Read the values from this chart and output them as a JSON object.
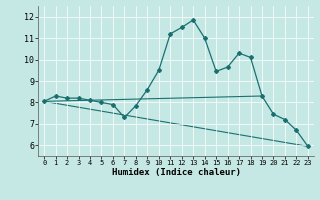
{
  "xlabel": "Humidex (Indice chaleur)",
  "xlim": [
    -0.5,
    23.5
  ],
  "ylim": [
    5.5,
    12.5
  ],
  "yticks": [
    6,
    7,
    8,
    9,
    10,
    11,
    12
  ],
  "xticks": [
    0,
    1,
    2,
    3,
    4,
    5,
    6,
    7,
    8,
    9,
    10,
    11,
    12,
    13,
    14,
    15,
    16,
    17,
    18,
    19,
    20,
    21,
    22,
    23
  ],
  "bg_color": "#c5e8e5",
  "line_color": "#1a7070",
  "line1_x": [
    0,
    1,
    2,
    3,
    4,
    5,
    6,
    7,
    8,
    9,
    10,
    11,
    12,
    13,
    14,
    15,
    16,
    17,
    18,
    19,
    20,
    21,
    22,
    23
  ],
  "line1_y": [
    8.05,
    8.3,
    8.2,
    8.2,
    8.1,
    8.0,
    7.9,
    7.3,
    7.85,
    8.6,
    9.5,
    11.2,
    11.5,
    11.85,
    11.0,
    9.45,
    9.65,
    10.3,
    10.1,
    8.3,
    7.45,
    7.2,
    6.7,
    5.95
  ],
  "line2_x": [
    0,
    19
  ],
  "line2_y": [
    8.05,
    8.3
  ],
  "line3_x": [
    0,
    23
  ],
  "line3_y": [
    8.05,
    5.95
  ]
}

◇ ◇ ◇ ◇

• What to produce
Restate each of the entries above word for word and skip every image.

• Worked answer
Read the values from this chart and output them as a JSON object.
{
  "xlabel": "Humidex (Indice chaleur)",
  "xlim": [
    -0.5,
    23.5
  ],
  "ylim": [
    5.5,
    12.5
  ],
  "yticks": [
    6,
    7,
    8,
    9,
    10,
    11,
    12
  ],
  "xticks": [
    0,
    1,
    2,
    3,
    4,
    5,
    6,
    7,
    8,
    9,
    10,
    11,
    12,
    13,
    14,
    15,
    16,
    17,
    18,
    19,
    20,
    21,
    22,
    23
  ],
  "bg_color": "#c5e8e5",
  "line_color": "#1a7070",
  "line1_x": [
    0,
    1,
    2,
    3,
    4,
    5,
    6,
    7,
    8,
    9,
    10,
    11,
    12,
    13,
    14,
    15,
    16,
    17,
    18,
    19,
    20,
    21,
    22,
    23
  ],
  "line1_y": [
    8.05,
    8.3,
    8.2,
    8.2,
    8.1,
    8.0,
    7.9,
    7.3,
    7.85,
    8.6,
    9.5,
    11.2,
    11.5,
    11.85,
    11.0,
    9.45,
    9.65,
    10.3,
    10.1,
    8.3,
    7.45,
    7.2,
    6.7,
    5.95
  ],
  "line2_x": [
    0,
    19
  ],
  "line2_y": [
    8.05,
    8.3
  ],
  "line3_x": [
    0,
    23
  ],
  "line3_y": [
    8.05,
    5.95
  ]
}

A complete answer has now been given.